_Written request_. Every line that includes the word "Union" is to be listed.

--- begin ---

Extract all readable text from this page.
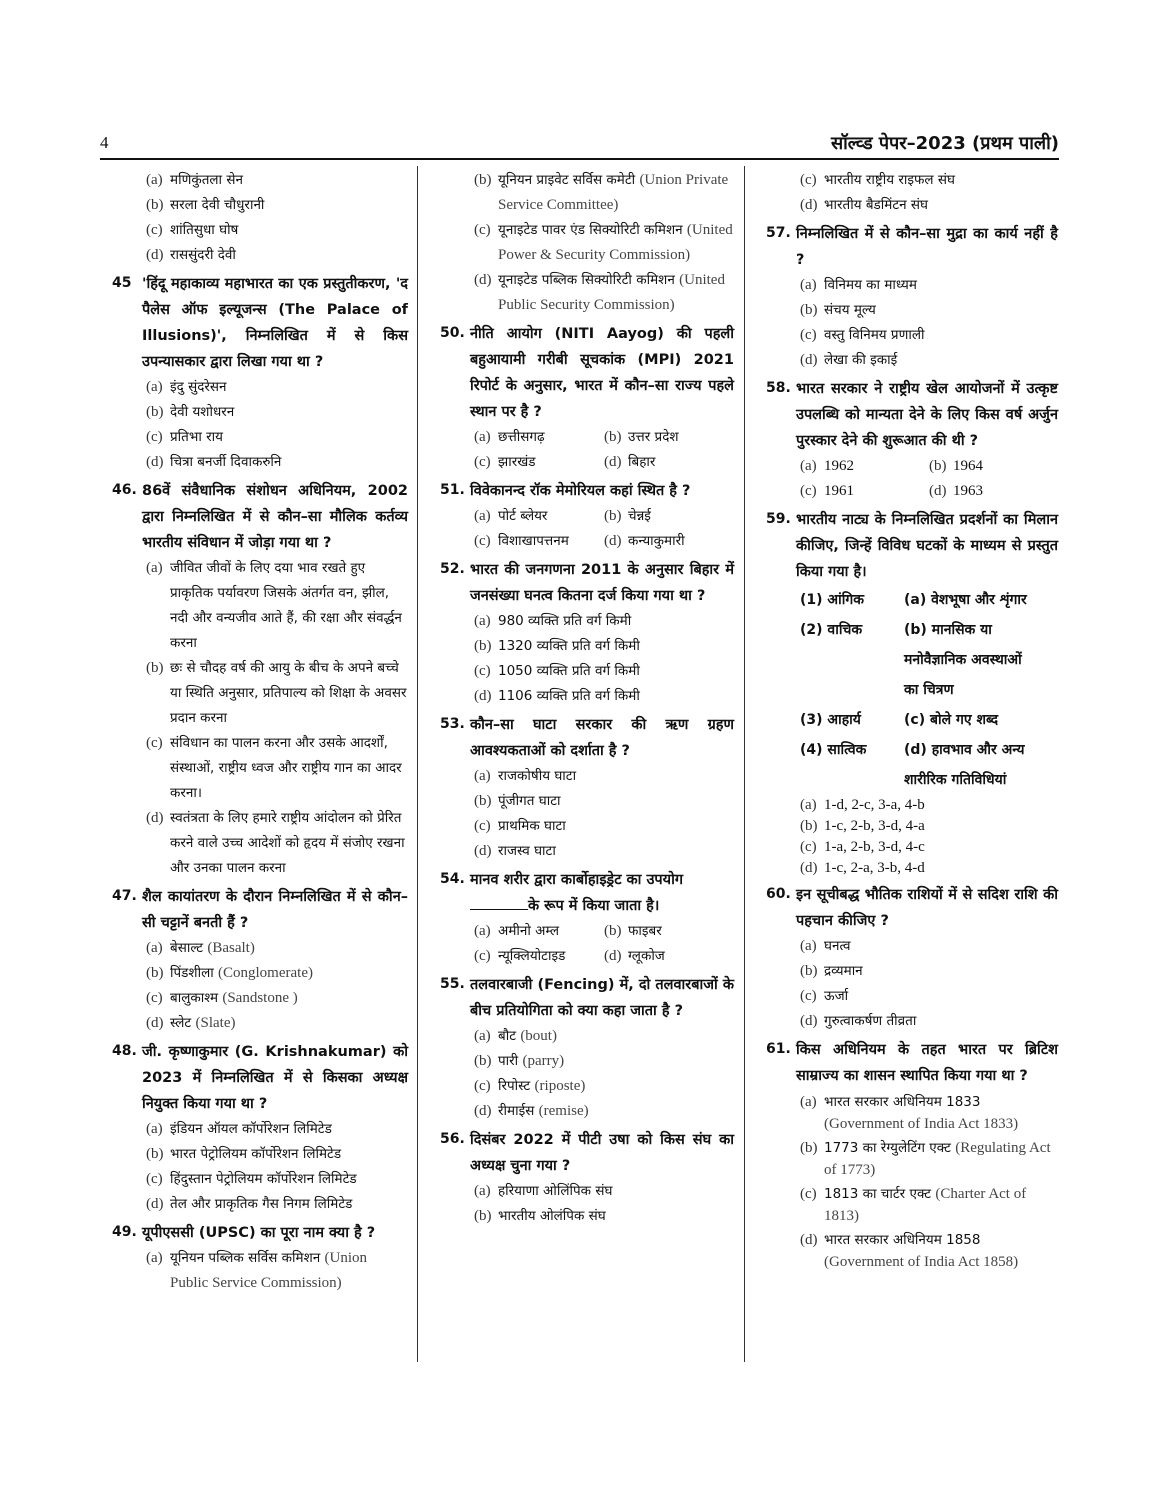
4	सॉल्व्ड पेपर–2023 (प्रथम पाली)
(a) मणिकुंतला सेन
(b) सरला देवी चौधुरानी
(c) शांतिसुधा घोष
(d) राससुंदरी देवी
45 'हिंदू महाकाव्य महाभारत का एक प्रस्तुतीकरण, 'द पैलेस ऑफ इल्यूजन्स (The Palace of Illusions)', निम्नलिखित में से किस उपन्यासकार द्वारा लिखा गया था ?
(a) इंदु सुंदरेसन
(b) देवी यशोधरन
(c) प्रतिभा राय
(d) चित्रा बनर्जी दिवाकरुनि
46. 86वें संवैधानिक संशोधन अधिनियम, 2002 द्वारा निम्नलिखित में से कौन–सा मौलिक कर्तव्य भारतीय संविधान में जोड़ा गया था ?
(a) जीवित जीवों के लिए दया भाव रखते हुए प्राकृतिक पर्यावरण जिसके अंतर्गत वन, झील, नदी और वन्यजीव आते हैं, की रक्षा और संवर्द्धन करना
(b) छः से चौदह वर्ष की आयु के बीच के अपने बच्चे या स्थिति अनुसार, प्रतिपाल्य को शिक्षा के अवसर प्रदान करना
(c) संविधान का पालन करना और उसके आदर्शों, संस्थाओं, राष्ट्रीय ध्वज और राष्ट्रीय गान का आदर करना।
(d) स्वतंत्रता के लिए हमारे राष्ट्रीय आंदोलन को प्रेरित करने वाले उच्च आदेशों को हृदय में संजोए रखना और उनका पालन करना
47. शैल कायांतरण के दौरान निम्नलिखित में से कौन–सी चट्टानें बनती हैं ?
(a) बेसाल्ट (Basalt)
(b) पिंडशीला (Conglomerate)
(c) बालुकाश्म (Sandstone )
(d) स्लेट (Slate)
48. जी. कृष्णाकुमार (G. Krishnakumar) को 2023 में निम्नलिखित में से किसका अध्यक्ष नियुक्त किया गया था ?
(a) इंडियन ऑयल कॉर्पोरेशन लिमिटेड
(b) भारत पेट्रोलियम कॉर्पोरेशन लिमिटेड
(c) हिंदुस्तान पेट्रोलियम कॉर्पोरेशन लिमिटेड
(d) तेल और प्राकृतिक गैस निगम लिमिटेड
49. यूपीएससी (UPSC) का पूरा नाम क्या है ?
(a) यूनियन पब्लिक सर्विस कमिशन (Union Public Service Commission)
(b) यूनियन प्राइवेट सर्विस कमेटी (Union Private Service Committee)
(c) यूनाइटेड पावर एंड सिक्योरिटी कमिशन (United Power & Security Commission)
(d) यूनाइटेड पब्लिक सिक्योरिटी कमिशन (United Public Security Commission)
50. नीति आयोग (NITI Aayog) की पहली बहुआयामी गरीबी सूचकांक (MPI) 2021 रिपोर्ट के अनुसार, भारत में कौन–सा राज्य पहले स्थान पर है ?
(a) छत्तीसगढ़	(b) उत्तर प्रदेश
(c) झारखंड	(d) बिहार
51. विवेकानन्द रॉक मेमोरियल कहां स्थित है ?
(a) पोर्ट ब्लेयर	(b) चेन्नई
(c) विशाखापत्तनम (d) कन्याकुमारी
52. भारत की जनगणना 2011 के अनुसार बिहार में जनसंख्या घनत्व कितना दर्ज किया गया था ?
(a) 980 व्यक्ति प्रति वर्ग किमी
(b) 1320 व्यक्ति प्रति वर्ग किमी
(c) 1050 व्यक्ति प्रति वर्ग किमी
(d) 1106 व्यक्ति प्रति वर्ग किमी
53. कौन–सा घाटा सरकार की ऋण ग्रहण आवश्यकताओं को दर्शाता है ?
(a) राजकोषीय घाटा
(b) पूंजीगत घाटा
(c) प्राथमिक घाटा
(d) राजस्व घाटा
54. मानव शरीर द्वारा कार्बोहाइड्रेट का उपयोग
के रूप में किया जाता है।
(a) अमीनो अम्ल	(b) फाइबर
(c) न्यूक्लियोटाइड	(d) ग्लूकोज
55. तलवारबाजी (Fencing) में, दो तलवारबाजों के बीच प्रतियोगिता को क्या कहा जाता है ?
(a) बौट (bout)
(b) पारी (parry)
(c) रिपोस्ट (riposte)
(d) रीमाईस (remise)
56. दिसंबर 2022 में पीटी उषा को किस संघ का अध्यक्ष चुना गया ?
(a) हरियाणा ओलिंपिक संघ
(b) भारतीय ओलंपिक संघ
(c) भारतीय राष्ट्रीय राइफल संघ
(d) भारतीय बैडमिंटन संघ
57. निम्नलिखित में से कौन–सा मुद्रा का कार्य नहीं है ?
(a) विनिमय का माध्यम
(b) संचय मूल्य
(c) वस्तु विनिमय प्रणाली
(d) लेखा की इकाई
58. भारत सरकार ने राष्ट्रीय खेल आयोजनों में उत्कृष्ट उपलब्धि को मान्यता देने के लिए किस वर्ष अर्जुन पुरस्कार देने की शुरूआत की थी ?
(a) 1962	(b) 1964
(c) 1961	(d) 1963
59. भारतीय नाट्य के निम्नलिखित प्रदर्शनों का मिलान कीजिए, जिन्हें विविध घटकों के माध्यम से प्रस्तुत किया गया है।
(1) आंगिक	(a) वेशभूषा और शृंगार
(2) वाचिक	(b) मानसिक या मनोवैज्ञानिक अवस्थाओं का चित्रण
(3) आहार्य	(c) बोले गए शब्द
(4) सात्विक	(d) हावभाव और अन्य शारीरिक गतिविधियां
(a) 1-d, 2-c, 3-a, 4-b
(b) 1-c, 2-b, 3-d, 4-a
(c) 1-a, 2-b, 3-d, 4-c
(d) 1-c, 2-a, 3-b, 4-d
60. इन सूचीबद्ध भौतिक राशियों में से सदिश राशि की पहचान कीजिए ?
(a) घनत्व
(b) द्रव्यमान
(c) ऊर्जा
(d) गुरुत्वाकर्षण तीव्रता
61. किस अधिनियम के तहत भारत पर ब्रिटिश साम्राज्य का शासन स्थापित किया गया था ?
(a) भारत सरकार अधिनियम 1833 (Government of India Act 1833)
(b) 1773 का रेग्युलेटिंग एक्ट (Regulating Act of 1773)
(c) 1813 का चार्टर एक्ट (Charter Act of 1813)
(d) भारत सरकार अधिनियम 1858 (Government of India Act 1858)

--- end ---

_Answer to the task_.
(a) यूनियन पब्लिक सर्विस कमिशन (Union Public Service Commission)
(b) यूनियन प्राइवेट सर्विस कमेटी (Union Private Service Committee)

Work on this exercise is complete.